= WORK REQUIRED =
Write out every line below that includes the word "colors".

= DATA =
▼▼▼

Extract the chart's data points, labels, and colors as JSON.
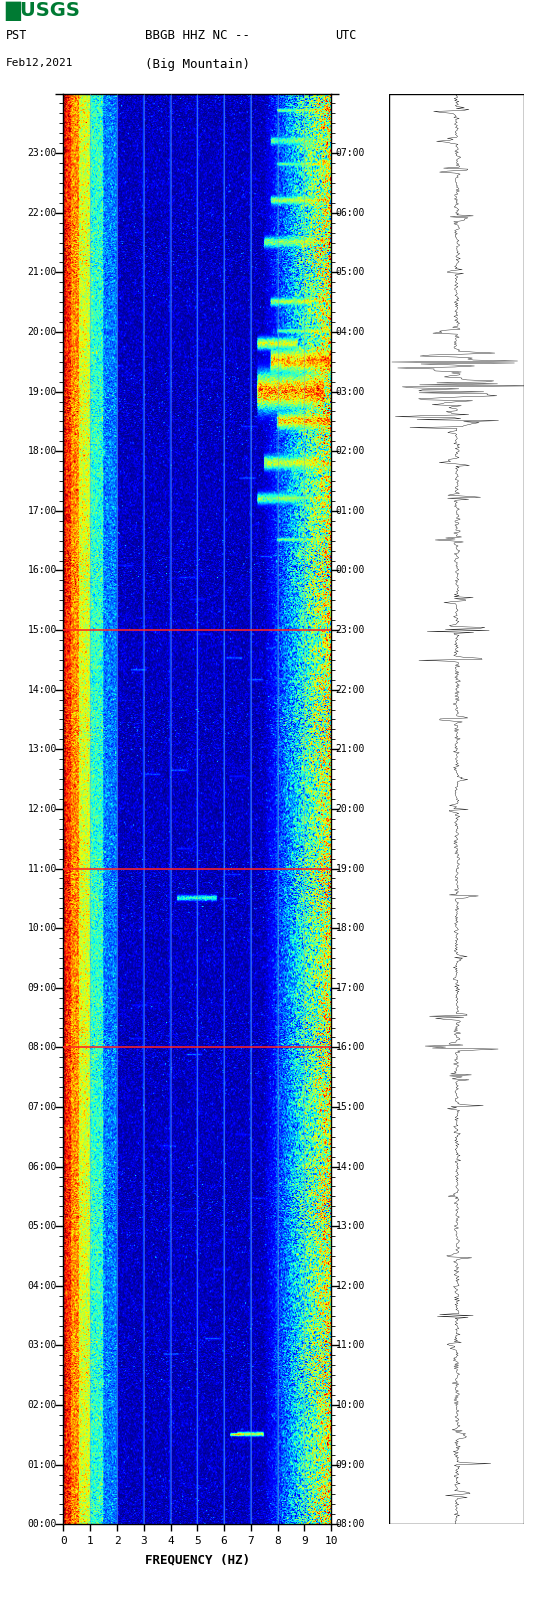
{
  "title_line1": "BBGB HHZ NC --",
  "title_line2": "(Big Mountain)",
  "date": "Feb12,2021",
  "tz_left": "PST",
  "tz_right": "UTC",
  "freq_min": 0,
  "freq_max": 10,
  "freq_label": "FREQUENCY (HZ)",
  "freq_ticks": [
    0,
    1,
    2,
    3,
    4,
    5,
    6,
    7,
    8,
    9,
    10
  ],
  "pst_times": [
    "00:00",
    "01:00",
    "02:00",
    "03:00",
    "04:00",
    "05:00",
    "06:00",
    "07:00",
    "08:00",
    "09:00",
    "10:00",
    "11:00",
    "12:00",
    "13:00",
    "14:00",
    "15:00",
    "16:00",
    "17:00",
    "18:00",
    "19:00",
    "20:00",
    "21:00",
    "22:00",
    "23:00"
  ],
  "utc_times": [
    "08:00",
    "09:00",
    "10:00",
    "11:00",
    "12:00",
    "13:00",
    "14:00",
    "15:00",
    "16:00",
    "17:00",
    "18:00",
    "19:00",
    "20:00",
    "21:00",
    "22:00",
    "23:00",
    "00:00",
    "01:00",
    "02:00",
    "03:00",
    "04:00",
    "05:00",
    "06:00",
    "07:00"
  ],
  "n_hours": 24,
  "n_freq_cols": 400,
  "minutes_per_hour": 60,
  "horizontal_line_times": [
    9.0,
    13.0,
    16.0
  ],
  "horizontal_line_color": "#FF2222",
  "grid_color": "#8899BB",
  "grid_alpha": 0.45,
  "usgs_green": "#007A33",
  "fig_width": 5.52,
  "fig_height": 16.13
}
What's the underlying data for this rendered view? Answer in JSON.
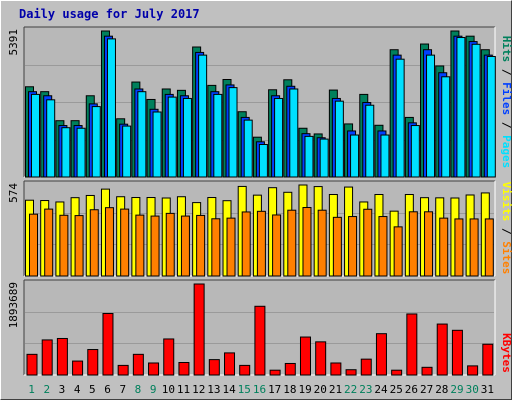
{
  "title": "Daily usage for July 2017",
  "colors": {
    "background": "#c0c0c0",
    "panel": "#b8b8b8",
    "title": "#0000aa",
    "hits": "#00805c",
    "files": "#0040ff",
    "pages": "#00e0ff",
    "visits": "#ffff00",
    "sites": "#ff8000",
    "kbytes": "#ff0000",
    "weekend_day": "#00805c",
    "weekday": "#000000"
  },
  "chart_data": [
    {
      "type": "bar",
      "panel": "traffic",
      "categories": [
        "1",
        "2",
        "3",
        "4",
        "5",
        "6",
        "7",
        "8",
        "9",
        "10",
        "11",
        "12",
        "13",
        "14",
        "15",
        "16",
        "17",
        "18",
        "19",
        "20",
        "21",
        "22",
        "23",
        "24",
        "25",
        "26",
        "27",
        "28",
        "29",
        "30",
        "31"
      ],
      "weekend_days": [
        1,
        2,
        8,
        9,
        15,
        16,
        22,
        23,
        29,
        30
      ],
      "ymax_label": "5391",
      "ylim": [
        0,
        5391
      ],
      "grid": true,
      "series": [
        {
          "name": "Hits",
          "values": [
            3332,
            3151,
            2079,
            2080,
            3000,
            5391,
            2150,
            3506,
            2863,
            3250,
            3200,
            4800,
            3383,
            3600,
            2410,
            1470,
            3221,
            3590,
            1800,
            1590,
            3210,
            1960,
            3050,
            1910,
            4700,
            2200,
            4910,
            4100,
            5391,
            5200,
            4700
          ]
        },
        {
          "name": "Files",
          "values": [
            3150,
            3000,
            1900,
            1900,
            2700,
            5200,
            1950,
            3250,
            2500,
            3050,
            3000,
            4600,
            3150,
            3400,
            2200,
            1300,
            3000,
            3350,
            1600,
            1450,
            2900,
            1700,
            2750,
            1700,
            4500,
            2000,
            4700,
            3850,
            5200,
            5000,
            4500
          ]
        },
        {
          "name": "Pages",
          "values": [
            3050,
            2850,
            1820,
            1800,
            2600,
            5100,
            1880,
            3150,
            2400,
            2950,
            2900,
            4500,
            3050,
            3300,
            2100,
            1200,
            2900,
            3250,
            1500,
            1400,
            2800,
            1550,
            2650,
            1550,
            4350,
            1900,
            4500,
            3700,
            5150,
            4900,
            4450
          ]
        }
      ]
    },
    {
      "type": "bar",
      "panel": "visitors",
      "categories": [
        "1",
        "2",
        "3",
        "4",
        "5",
        "6",
        "7",
        "8",
        "9",
        "10",
        "11",
        "12",
        "13",
        "14",
        "15",
        "16",
        "17",
        "18",
        "19",
        "20",
        "21",
        "22",
        "23",
        "24",
        "25",
        "26",
        "27",
        "28",
        "29",
        "30",
        "31"
      ],
      "ymax_label": "574",
      "ylim": [
        0,
        574
      ],
      "grid": true,
      "series": [
        {
          "name": "Visits",
          "values": [
            478,
            476,
            467,
            494,
            508,
            548,
            500,
            495,
            495,
            492,
            500,
            463,
            495,
            475,
            565,
            510,
            557,
            528,
            574,
            564,
            514,
            561,
            467,
            514,
            409,
            514,
            494,
            493,
            492,
            511,
            524
          ]
        },
        {
          "name": "Sites",
          "values": [
            390,
            422,
            383,
            381,
            418,
            431,
            422,
            384,
            378,
            395,
            378,
            382,
            361,
            365,
            404,
            408,
            385,
            415,
            432,
            415,
            370,
            375,
            421,
            375,
            310,
            405,
            405,
            365,
            360,
            360,
            360
          ]
        }
      ]
    },
    {
      "type": "bar",
      "panel": "volume",
      "categories": [
        "1",
        "2",
        "3",
        "4",
        "5",
        "6",
        "7",
        "8",
        "9",
        "10",
        "11",
        "12",
        "13",
        "14",
        "15",
        "16",
        "17",
        "18",
        "19",
        "20",
        "21",
        "22",
        "23",
        "24",
        "25",
        "26",
        "27",
        "28",
        "29",
        "30",
        "31"
      ],
      "ymax_label": "1893689",
      "ylim": [
        0,
        1893689
      ],
      "grid": true,
      "series": [
        {
          "name": "KBytes",
          "values": [
            430000,
            730000,
            760000,
            290000,
            530000,
            1280000,
            200000,
            430000,
            250000,
            750000,
            260000,
            1893689,
            320000,
            460000,
            200000,
            1430000,
            100000,
            240000,
            790000,
            690000,
            250000,
            110000,
            330000,
            860000,
            100000,
            1270000,
            160000,
            1060000,
            930000,
            190000,
            640000
          ]
        }
      ]
    }
  ]
}
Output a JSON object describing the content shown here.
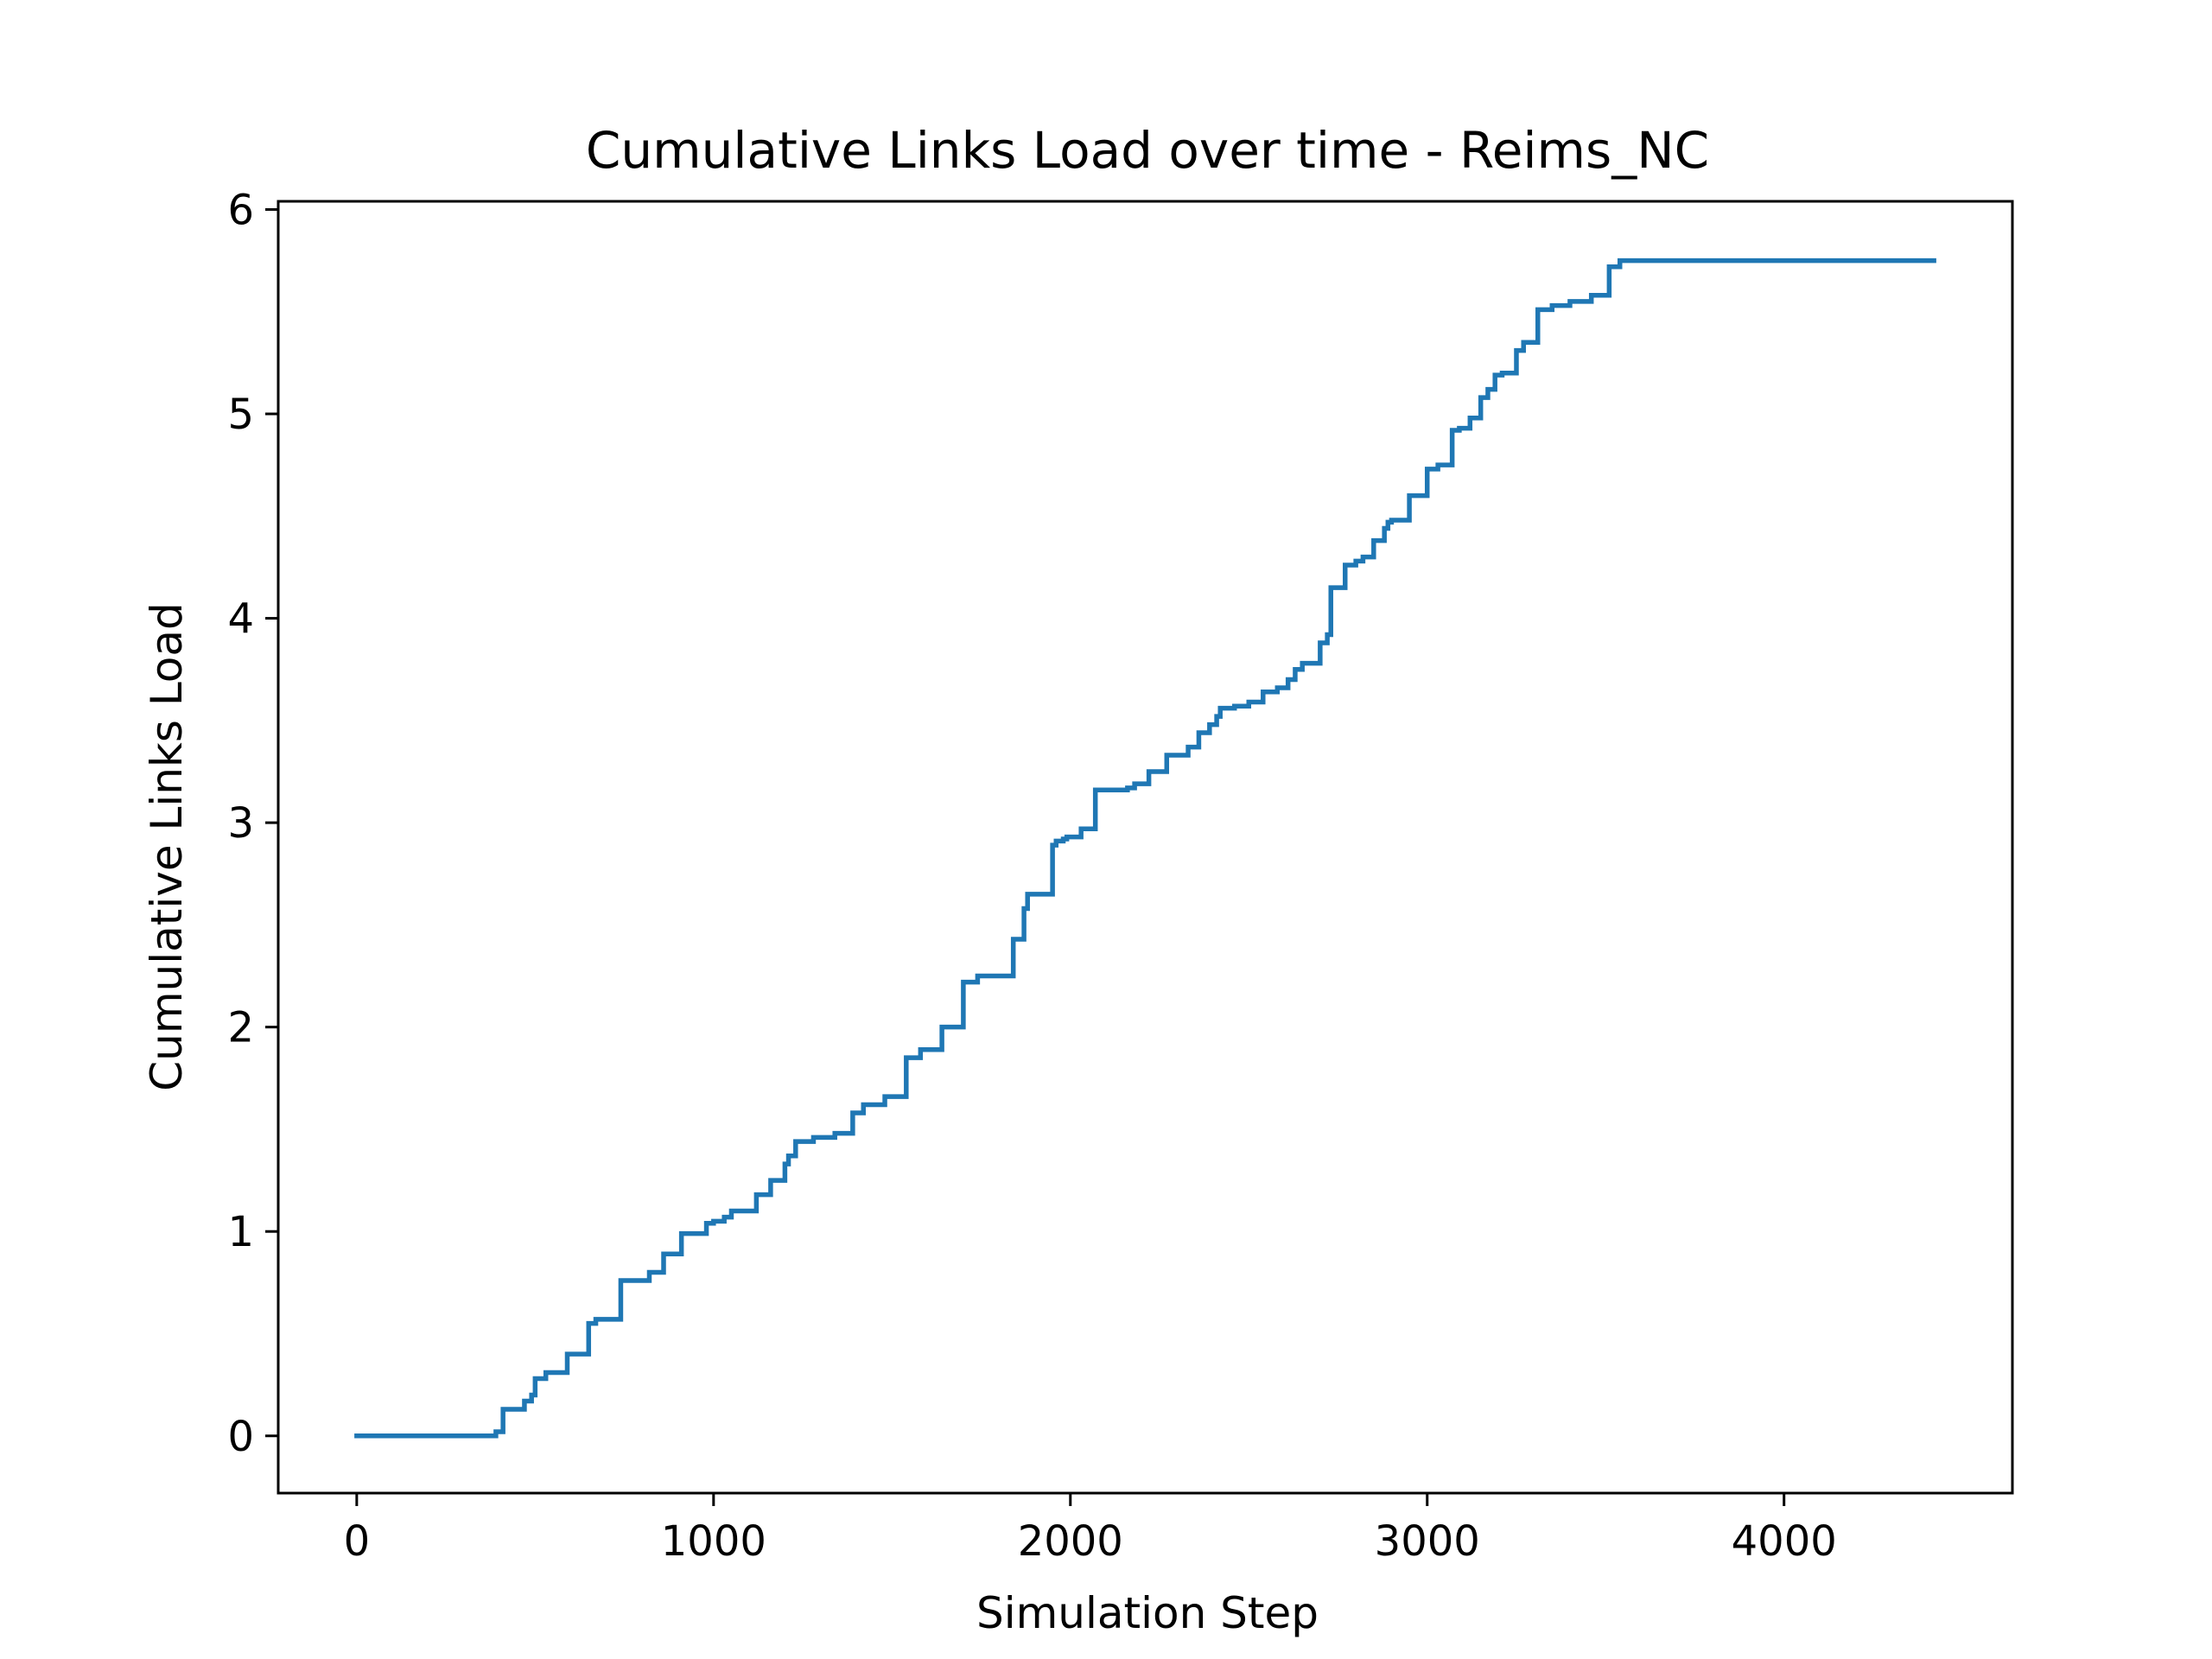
{
  "chart_data": {
    "type": "line",
    "title": "Cumulative Links Load over time - Reims_NC",
    "xlabel": "Simulation Step",
    "ylabel": "Cumulative Links Load",
    "xlim": [
      -220,
      4640
    ],
    "ylim": [
      -0.28,
      6.04
    ],
    "x_ticks": [
      0,
      1000,
      2000,
      3000,
      4000
    ],
    "x_tick_labels": [
      "0",
      "1000",
      "2000",
      "3000",
      "4000"
    ],
    "y_ticks": [
      0,
      1,
      2,
      3,
      4,
      5,
      6
    ],
    "y_tick_labels": [
      "0",
      "1",
      "2",
      "3",
      "4",
      "5",
      "6"
    ],
    "grid": false,
    "legend": "none",
    "series": [
      {
        "color": "#1f77b4",
        "step": "post",
        "x": [
          0,
          390,
          410,
          470,
          490,
          500,
          530,
          590,
          650,
          670,
          740,
          820,
          860,
          910,
          980,
          1000,
          1030,
          1050,
          1120,
          1160,
          1200,
          1210,
          1230,
          1280,
          1340,
          1390,
          1420,
          1480,
          1540,
          1580,
          1640,
          1700,
          1740,
          1840,
          1870,
          1880,
          1950,
          1960,
          1980,
          1990,
          2030,
          2070,
          2160,
          2180,
          2220,
          2270,
          2330,
          2360,
          2390,
          2410,
          2420,
          2460,
          2500,
          2540,
          2580,
          2610,
          2630,
          2650,
          2700,
          2720,
          2730,
          2770,
          2800,
          2820,
          2850,
          2880,
          2890,
          2900,
          2950,
          3000,
          3030,
          3070,
          3090,
          3120,
          3150,
          3170,
          3190,
          3210,
          3250,
          3270,
          3310,
          3350,
          3400,
          3460,
          3510,
          3540,
          3560,
          4420
        ],
        "y": [
          0,
          0.02,
          0.13,
          0.17,
          0.2,
          0.28,
          0.31,
          0.4,
          0.55,
          0.57,
          0.76,
          0.8,
          0.89,
          0.99,
          1.04,
          1.05,
          1.07,
          1.1,
          1.18,
          1.25,
          1.33,
          1.37,
          1.44,
          1.46,
          1.48,
          1.58,
          1.62,
          1.66,
          1.85,
          1.89,
          2,
          2.22,
          2.25,
          2.43,
          2.58,
          2.65,
          2.89,
          2.91,
          2.92,
          2.93,
          2.97,
          3.16,
          3.17,
          3.19,
          3.25,
          3.33,
          3.37,
          3.44,
          3.48,
          3.52,
          3.56,
          3.57,
          3.59,
          3.64,
          3.66,
          3.7,
          3.75,
          3.78,
          3.88,
          3.92,
          4.15,
          4.26,
          4.28,
          4.3,
          4.38,
          4.44,
          4.47,
          4.48,
          4.6,
          4.73,
          4.75,
          4.92,
          4.93,
          4.98,
          5.08,
          5.12,
          5.19,
          5.2,
          5.31,
          5.35,
          5.51,
          5.53,
          5.55,
          5.58,
          5.72,
          5.75,
          5.75,
          5.75
        ]
      }
    ]
  }
}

▲▲▲

= ANSWER TO THE PROBLEM =
Extract the chart's data points, labels, and colors as JSON.
  "colors": {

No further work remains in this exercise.